** Start **

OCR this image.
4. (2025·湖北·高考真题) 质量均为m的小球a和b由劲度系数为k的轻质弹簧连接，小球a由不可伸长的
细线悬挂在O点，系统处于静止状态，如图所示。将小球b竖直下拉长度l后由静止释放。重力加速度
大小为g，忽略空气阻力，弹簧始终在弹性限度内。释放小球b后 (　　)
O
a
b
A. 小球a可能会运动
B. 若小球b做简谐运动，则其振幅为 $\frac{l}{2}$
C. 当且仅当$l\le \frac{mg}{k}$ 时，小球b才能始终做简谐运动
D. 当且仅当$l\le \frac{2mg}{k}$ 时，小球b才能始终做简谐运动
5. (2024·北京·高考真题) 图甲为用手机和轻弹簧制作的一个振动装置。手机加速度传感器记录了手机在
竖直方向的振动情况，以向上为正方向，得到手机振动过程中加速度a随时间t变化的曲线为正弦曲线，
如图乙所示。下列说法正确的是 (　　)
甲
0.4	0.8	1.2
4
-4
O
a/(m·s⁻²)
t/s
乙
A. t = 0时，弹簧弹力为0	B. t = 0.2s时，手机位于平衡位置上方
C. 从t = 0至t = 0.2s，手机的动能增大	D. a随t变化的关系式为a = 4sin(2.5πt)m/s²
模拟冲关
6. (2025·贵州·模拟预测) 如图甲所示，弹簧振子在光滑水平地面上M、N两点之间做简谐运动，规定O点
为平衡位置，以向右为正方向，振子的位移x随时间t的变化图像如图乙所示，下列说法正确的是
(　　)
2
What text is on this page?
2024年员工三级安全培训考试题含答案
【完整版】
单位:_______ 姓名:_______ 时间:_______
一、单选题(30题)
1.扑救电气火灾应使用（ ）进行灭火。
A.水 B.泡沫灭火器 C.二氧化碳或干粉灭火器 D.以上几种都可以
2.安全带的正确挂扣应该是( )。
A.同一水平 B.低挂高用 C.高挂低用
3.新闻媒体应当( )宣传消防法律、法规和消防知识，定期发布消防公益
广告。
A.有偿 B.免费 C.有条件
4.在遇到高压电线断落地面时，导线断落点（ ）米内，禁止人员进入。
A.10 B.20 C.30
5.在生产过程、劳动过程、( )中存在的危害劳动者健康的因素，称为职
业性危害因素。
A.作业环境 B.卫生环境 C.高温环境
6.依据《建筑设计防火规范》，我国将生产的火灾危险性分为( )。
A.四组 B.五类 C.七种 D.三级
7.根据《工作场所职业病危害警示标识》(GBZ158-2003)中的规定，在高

** End **

• Task description:
Give an exact copy of all the data shown above.

• Reply:
OCR this image.
4. (2025·湖北·高考真题) 质量均为m的小球a和b由劲度系数为k的轻质弹簧连接，小球a由不可伸长的
细线悬挂在O点，系统处于静止状态，如图所示。将小球b竖直下拉长度l后由静止释放。重力加速度
大小为g，忽略空气阻力，弹簧始终在弹性限度内。释放小球b后 (　　)
O
a
b
A. 小球a可能会运动
B. 若小球b做简谐运动，则其振幅为 $\frac{l}{2}$
C. 当且仅当$l\le \frac{mg}{k}$ 时，小球b才能始终做简谐运动
D. 当且仅当$l\le \frac{2mg}{k}$ 时，小球b才能始终做简谐运动
5. (2024·北京·高考真题) 图甲为用手机和轻弹簧制作的一个振动装置。手机加速度传感器记录了手机在
竖直方向的振动情况，以向上为正方向，得到手机振动过程中加速度a随时间t变化的曲线为正弦曲线，
如图乙所示。下列说法正确的是 (　　)
甲
0.4	0.8	1.2
4
-4
O
a/(m·s⁻²)
t/s
乙
A. t = 0时，弹簧弹力为0	B. t = 0.2s时，手机位于平衡位置上方
C. 从t = 0至t = 0.2s，手机的动能增大	D. a随t变化的关系式为a = 4sin(2.5πt)m/s²
模拟冲关
6. (2025·贵州·模拟预测) 如图甲所示，弹簧振子在光滑水平地面上M、N两点之间做简谐运动，规定O点
为平衡位置，以向右为正方向，振子的位移x随时间t的变化图像如图乙所示，下列说法正确的是
(　　)
2
What text is on this page?
2024年员工三级安全培训考试题含答案
【完整版】
单位:_______ 姓名:_______ 时间:_______
一、单选题(30题)
1.扑救电气火灾应使用（ ）进行灭火。
A.水 B.泡沫灭火器 C.二氧化碳或干粉灭火器 D.以上几种都可以
2.安全带的正确挂扣应该是( )。
A.同一水平 B.低挂高用 C.高挂低用
3.新闻媒体应当( )宣传消防法律、法规和消防知识，定期发布消防公益
广告。
A.有偿 B.免费 C.有条件
4.在遇到高压电线断落地面时，导线断落点（ ）米内，禁止人员进入。
A.10 B.20 C.30
5.在生产过程、劳动过程、( )中存在的危害劳动者健康的因素，称为职
业性危害因素。
A.作业环境 B.卫生环境 C.高温环境
6.依据《建筑设计防火规范》，我国将生产的火灾危险性分为( )。
A.四组 B.五类 C.七种 D.三级
7.根据《工作场所职业病危害警示标识》(GBZ158-2003)中的规定，在高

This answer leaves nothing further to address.